- Element position data
_ _ _ _ _ _ _
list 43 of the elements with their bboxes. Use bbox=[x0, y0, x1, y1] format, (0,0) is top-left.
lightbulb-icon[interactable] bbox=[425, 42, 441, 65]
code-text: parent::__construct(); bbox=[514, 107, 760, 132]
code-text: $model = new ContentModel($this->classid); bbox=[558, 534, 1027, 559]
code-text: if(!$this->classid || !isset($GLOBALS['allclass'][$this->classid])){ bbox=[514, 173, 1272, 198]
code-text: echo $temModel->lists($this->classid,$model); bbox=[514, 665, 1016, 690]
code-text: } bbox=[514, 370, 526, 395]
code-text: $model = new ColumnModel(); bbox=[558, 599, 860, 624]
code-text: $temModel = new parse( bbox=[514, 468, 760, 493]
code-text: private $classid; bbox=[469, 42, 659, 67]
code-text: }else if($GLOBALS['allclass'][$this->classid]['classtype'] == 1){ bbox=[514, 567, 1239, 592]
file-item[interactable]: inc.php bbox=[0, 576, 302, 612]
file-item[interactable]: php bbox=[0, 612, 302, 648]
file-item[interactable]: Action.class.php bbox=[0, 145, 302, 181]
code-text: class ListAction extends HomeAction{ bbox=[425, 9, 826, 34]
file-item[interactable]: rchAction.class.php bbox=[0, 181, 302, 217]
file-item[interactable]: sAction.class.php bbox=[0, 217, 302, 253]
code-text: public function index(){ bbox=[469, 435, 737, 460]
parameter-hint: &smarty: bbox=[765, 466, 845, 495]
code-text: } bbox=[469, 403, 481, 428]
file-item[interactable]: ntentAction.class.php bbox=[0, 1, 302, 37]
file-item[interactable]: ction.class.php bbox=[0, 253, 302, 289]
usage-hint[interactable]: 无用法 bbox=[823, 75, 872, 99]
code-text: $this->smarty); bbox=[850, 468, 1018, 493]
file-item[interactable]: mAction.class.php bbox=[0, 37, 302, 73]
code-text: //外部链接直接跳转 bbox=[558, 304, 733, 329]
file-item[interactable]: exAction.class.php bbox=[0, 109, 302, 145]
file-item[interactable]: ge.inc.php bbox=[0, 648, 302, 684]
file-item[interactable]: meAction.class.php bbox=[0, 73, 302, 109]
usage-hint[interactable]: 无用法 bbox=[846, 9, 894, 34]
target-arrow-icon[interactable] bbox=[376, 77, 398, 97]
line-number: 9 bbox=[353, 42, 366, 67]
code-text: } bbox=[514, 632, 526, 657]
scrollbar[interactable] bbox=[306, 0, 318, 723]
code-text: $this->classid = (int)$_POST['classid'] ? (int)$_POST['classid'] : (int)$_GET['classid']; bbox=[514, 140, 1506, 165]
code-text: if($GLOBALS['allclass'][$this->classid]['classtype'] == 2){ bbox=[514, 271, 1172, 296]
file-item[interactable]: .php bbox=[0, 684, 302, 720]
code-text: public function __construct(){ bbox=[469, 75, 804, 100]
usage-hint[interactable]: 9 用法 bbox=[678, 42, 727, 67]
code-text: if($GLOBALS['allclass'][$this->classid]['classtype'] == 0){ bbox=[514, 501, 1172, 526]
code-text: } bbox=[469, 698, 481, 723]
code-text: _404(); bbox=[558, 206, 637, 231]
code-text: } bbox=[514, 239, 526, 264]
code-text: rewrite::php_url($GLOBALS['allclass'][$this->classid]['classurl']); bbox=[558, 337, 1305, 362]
_ _ _ _ _ _ _
Can you update the entries above so that each "classid" becomes "catid", with nothing else changed?

list 43 of the elements with their bboxes. Use bbox=[x0, y0, x1, y1] format, (0,0) is top-left.
lightbulb-icon[interactable] bbox=[425, 42, 441, 65]
code-text: parent::__construct(); bbox=[514, 107, 760, 132]
code-text: $model = new ContentModel($this->catid); bbox=[558, 534, 1027, 559]
code-text: if(!$this->catid || !isset($GLOBALS['allclass'][$this->catid])){ bbox=[514, 173, 1272, 198]
code-text: echo $temModel->lists($this->catid,$model); bbox=[514, 665, 1016, 690]
code-text: } bbox=[514, 370, 526, 395]
code-text: $model = new ColumnModel(); bbox=[558, 599, 860, 624]
code-text: $temModel = new parse( bbox=[514, 468, 760, 493]
code-text: private $catid; bbox=[469, 42, 659, 67]
code-text: }else if($GLOBALS['allclass'][$this->catid]['classtype'] == 1){ bbox=[514, 567, 1239, 592]
file-item[interactable]: inc.php bbox=[0, 576, 302, 612]
file-item[interactable]: php bbox=[0, 612, 302, 648]
file-item[interactable]: Action.class.php bbox=[0, 145, 302, 181]
code-text: class ListAction extends HomeAction{ bbox=[425, 9, 826, 34]
file-item[interactable]: rchAction.class.php bbox=[0, 181, 302, 217]
file-item[interactable]: sAction.class.php bbox=[0, 217, 302, 253]
code-text: public function index(){ bbox=[469, 435, 737, 460]
parameter-hint: &smarty: bbox=[765, 466, 845, 495]
code-text: } bbox=[469, 403, 481, 428]
file-item[interactable]: ntentAction.class.php bbox=[0, 1, 302, 37]
file-item[interactable]: ction.class.php bbox=[0, 253, 302, 289]
usage-hint[interactable]: 无用法 bbox=[823, 75, 872, 99]
code-text: $this->smarty); bbox=[850, 468, 1018, 493]
file-item[interactable]: mAction.class.php bbox=[0, 37, 302, 73]
code-text: //外部链接直接跳转 bbox=[558, 304, 733, 329]
file-item[interactable]: exAction.class.php bbox=[0, 109, 302, 145]
file-item[interactable]: ge.inc.php bbox=[0, 648, 302, 684]
file-item[interactable]: meAction.class.php bbox=[0, 73, 302, 109]
usage-hint[interactable]: 无用法 bbox=[846, 9, 894, 34]
target-arrow-icon[interactable] bbox=[376, 77, 398, 97]
line-number: 9 bbox=[353, 42, 366, 67]
code-text: } bbox=[514, 632, 526, 657]
scrollbar[interactable] bbox=[306, 0, 318, 723]
code-text: $this->catid = (int)$_POST['catid'] ? (int)$_POST['catid'] : (int)$_GET['catid']; bbox=[514, 140, 1506, 165]
code-text: if($GLOBALS['allclass'][$this->catid]['classtype'] == 2){ bbox=[514, 271, 1172, 296]
file-item[interactable]: .php bbox=[0, 684, 302, 720]
code-text: public function __construct(){ bbox=[469, 75, 804, 100]
usage-hint[interactable]: 9 用法 bbox=[678, 42, 727, 67]
code-text: if($GLOBALS['allclass'][$this->catid]['classtype'] == 0){ bbox=[514, 501, 1172, 526]
code-text: } bbox=[469, 698, 481, 723]
code-text: _404(); bbox=[558, 206, 637, 231]
code-text: } bbox=[514, 239, 526, 264]
code-text: rewrite::php_url($GLOBALS['allclass'][$this->catid]['classurl']); bbox=[558, 337, 1305, 362]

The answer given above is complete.